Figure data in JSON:
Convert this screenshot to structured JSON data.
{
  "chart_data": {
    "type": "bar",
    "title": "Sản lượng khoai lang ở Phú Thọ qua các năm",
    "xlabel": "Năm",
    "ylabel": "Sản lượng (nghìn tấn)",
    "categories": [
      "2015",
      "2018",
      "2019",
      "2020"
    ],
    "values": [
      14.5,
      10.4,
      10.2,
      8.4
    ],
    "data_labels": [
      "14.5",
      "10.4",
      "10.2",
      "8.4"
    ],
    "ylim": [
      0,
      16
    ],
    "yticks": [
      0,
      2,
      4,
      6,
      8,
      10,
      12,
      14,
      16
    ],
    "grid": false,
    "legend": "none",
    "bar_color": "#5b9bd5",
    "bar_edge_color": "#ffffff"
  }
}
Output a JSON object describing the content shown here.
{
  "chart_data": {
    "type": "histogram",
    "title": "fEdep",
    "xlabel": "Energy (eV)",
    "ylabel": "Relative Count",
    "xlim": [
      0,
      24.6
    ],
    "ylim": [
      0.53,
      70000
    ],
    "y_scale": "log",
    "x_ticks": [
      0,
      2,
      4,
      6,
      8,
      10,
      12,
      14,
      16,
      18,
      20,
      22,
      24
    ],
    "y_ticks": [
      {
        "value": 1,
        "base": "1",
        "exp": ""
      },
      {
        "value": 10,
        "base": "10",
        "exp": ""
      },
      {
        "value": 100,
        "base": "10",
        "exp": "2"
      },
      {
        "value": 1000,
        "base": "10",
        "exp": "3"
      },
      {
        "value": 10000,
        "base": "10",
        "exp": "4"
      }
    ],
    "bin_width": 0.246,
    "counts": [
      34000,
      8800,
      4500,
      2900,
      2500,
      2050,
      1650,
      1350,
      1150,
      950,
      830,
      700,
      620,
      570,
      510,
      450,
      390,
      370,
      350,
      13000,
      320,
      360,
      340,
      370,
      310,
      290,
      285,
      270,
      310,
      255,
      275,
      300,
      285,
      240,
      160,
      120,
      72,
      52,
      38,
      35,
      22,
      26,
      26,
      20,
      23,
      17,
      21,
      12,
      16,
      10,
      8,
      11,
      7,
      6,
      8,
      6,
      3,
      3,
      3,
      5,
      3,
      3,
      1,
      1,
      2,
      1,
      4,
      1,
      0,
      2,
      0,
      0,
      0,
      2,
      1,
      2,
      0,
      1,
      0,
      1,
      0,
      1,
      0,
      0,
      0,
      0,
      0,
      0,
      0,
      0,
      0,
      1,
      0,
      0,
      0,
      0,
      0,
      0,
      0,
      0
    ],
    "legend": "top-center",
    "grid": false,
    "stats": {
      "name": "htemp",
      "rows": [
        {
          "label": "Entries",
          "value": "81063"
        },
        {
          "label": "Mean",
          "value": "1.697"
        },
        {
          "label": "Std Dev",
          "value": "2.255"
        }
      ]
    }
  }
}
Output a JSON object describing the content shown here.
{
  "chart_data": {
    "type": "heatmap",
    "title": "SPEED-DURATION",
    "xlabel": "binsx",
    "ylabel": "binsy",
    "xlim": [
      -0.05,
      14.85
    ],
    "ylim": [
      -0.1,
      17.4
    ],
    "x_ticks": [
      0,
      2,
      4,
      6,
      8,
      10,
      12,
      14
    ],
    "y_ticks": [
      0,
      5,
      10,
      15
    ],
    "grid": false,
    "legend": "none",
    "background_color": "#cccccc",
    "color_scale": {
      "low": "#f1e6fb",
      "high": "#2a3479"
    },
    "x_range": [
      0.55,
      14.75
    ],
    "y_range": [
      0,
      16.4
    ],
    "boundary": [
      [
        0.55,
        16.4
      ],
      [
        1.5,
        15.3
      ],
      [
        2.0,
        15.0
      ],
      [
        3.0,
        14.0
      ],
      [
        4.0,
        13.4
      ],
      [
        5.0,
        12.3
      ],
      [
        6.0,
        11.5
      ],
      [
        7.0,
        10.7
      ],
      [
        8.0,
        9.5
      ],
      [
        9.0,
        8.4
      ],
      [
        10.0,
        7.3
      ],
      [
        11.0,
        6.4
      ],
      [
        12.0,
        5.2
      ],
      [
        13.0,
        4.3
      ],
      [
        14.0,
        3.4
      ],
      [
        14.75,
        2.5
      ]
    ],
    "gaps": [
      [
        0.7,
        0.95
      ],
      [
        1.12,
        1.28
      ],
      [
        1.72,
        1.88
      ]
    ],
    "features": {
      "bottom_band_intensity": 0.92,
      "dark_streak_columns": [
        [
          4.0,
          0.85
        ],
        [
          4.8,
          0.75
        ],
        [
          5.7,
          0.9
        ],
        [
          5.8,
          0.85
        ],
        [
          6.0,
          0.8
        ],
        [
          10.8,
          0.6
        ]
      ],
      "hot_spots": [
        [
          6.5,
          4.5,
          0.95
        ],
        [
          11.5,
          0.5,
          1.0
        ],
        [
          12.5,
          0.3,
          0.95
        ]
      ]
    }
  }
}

_Task objective_
Extract every line from the records above that contains the word "type".

_The answer_
    "type": "bar",
    "type": "histogram",
    "type": "heatmap",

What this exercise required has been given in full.